▸ **DATASET EXCERPTS**:
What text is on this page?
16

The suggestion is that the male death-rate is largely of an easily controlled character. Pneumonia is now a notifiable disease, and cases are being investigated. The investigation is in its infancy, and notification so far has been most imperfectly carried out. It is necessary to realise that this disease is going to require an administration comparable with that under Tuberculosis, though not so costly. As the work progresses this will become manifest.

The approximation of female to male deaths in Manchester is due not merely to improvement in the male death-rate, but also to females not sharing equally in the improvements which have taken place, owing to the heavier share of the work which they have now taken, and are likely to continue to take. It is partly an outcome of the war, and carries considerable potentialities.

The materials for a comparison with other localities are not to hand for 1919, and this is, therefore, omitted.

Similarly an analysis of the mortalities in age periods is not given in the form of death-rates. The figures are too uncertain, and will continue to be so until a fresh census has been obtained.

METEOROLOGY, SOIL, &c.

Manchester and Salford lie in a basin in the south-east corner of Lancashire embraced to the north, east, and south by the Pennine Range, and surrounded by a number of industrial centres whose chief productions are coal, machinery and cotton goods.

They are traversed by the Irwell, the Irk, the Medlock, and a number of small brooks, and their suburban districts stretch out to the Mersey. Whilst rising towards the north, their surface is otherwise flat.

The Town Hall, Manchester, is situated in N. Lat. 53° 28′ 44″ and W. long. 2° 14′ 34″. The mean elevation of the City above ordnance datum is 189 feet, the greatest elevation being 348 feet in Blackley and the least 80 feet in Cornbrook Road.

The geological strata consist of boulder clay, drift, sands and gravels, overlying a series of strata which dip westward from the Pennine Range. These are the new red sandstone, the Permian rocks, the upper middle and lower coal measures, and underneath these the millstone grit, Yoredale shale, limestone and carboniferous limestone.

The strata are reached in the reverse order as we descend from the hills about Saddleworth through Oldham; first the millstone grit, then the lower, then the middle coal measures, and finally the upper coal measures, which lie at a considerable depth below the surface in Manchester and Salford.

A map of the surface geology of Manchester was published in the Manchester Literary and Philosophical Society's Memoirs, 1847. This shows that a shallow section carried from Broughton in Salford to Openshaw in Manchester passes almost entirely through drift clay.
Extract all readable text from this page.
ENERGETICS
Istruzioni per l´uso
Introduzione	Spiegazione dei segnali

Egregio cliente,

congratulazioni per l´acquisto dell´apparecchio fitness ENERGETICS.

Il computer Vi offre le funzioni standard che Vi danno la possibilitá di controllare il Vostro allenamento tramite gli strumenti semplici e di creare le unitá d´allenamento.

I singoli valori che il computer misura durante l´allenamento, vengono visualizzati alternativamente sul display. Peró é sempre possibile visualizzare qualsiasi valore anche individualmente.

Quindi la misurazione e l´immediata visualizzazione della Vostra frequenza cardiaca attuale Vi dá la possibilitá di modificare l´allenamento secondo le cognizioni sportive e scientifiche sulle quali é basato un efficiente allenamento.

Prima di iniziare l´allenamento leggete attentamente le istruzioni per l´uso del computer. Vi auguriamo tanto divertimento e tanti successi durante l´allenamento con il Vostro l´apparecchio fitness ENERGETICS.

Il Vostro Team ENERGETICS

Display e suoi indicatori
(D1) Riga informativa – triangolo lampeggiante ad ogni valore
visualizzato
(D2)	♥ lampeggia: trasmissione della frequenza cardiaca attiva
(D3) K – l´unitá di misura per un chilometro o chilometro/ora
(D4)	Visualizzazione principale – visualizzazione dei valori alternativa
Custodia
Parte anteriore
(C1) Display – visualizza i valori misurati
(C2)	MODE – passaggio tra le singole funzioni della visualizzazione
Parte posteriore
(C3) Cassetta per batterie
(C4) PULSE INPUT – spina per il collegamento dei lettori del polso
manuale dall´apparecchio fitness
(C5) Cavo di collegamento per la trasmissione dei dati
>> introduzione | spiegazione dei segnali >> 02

▸ **EXERCISE AIM**: From the records above, extract every entry verbatim.

▸ **OUTPUT OF THE TASK**:
What text is on this page?
16

The suggestion is that the male death-rate is largely of an easily controlled character. Pneumonia is now a notifiable disease, and cases are being investigated. The investigation is in its infancy, and notification so far has been most imperfectly carried out. It is necessary to realise that this disease is going to require an administration comparable with that under Tuberculosis, though not so costly. As the work progresses this will become manifest.

The approximation of female to male deaths in Manchester is due not merely to improvement in the male death-rate, but also to females not sharing equally in the improvements which have taken place, owing to the heavier share of the work which they have now taken, and are likely to continue to take. It is partly an outcome of the war, and carries considerable potentialities.

The materials for a comparison with other localities are not to hand for 1919, and this is, therefore, omitted.

Similarly an analysis of the mortalities in age periods is not given in the form of death-rates. The figures are too uncertain, and will continue to be so until a fresh census has been obtained.

METEOROLOGY, SOIL, &c.

Manchester and Salford lie in a basin in the south-east corner of Lancashire embraced to the north, east, and south by the Pennine Range, and surrounded by a number of industrial centres whose chief productions are coal, machinery and cotton goods.

They are traversed by the Irwell, the Irk, the Medlock, and a number of small brooks, and their suburban districts stretch out to the Mersey. Whilst rising towards the north, their surface is otherwise flat.

The Town Hall, Manchester, is situated in N. Lat. 53° 28′ 44″ and W. long. 2° 14′ 34″. The mean elevation of the City above ordnance datum is 189 feet, the greatest elevation being 348 feet in Blackley and the least 80 feet in Cornbrook Road.

The geological strata consist of boulder clay, drift, sands and gravels, overlying a series of strata which dip westward from the Pennine Range. These are the new red sandstone, the Permian rocks, the upper middle and lower coal measures, and underneath these the millstone grit, Yoredale shale, limestone and carboniferous limestone.

The strata are reached in the reverse order as we descend from the hills about Saddleworth through Oldham; first the millstone grit, then the lower, then the middle coal measures, and finally the upper coal measures, which lie at a considerable depth below the surface in Manchester and Salford.

A map of the surface geology of Manchester was published in the Manchester Literary and Philosophical Society's Memoirs, 1847. This shows that a shallow section carried from Broughton in Salford to Openshaw in Manchester passes almost entirely through drift clay.
Extract all readable text from this page.
ENERGETICS
Istruzioni per l´uso
Introduzione	Spiegazione dei segnali

Egregio cliente,

congratulazioni per l´acquisto dell´apparecchio fitness ENERGETICS.

Il computer Vi offre le funzioni standard che Vi danno la possibilitá di controllare il Vostro allenamento tramite gli strumenti semplici e di creare le unitá d´allenamento.

I singoli valori che il computer misura durante l´allenamento, vengono visualizzati alternativamente sul display. Peró é sempre possibile visualizzare qualsiasi valore anche individualmente.

Quindi la misurazione e l´immediata visualizzazione della Vostra frequenza cardiaca attuale Vi dá la possibilitá di modificare l´allenamento secondo le cognizioni sportive e scientifiche sulle quali é basato un efficiente allenamento.

Prima di iniziare l´allenamento leggete attentamente le istruzioni per l´uso del computer. Vi auguriamo tanto divertimento e tanti successi durante l´allenamento con il Vostro l´apparecchio fitness ENERGETICS.

Il Vostro Team ENERGETICS

Display e suoi indicatori
(D1) Riga informativa – triangolo lampeggiante ad ogni valore
visualizzato
(D2)	♥ lampeggia: trasmissione della frequenza cardiaca attiva
(D3) K – l´unitá di misura per un chilometro o chilometro/ora
(D4)	Visualizzazione principale – visualizzazione dei valori alternativa
Custodia
Parte anteriore
(C1) Display – visualizza i valori misurati
(C2)	MODE – passaggio tra le singole funzioni della visualizzazione
Parte posteriore
(C3) Cassetta per batterie
(C4) PULSE INPUT – spina per il collegamento dei lettori del polso
manuale dall´apparecchio fitness
(C5) Cavo di collegamento per la trasmissione dei dati
>> introduzione | spiegazione dei segnali >> 02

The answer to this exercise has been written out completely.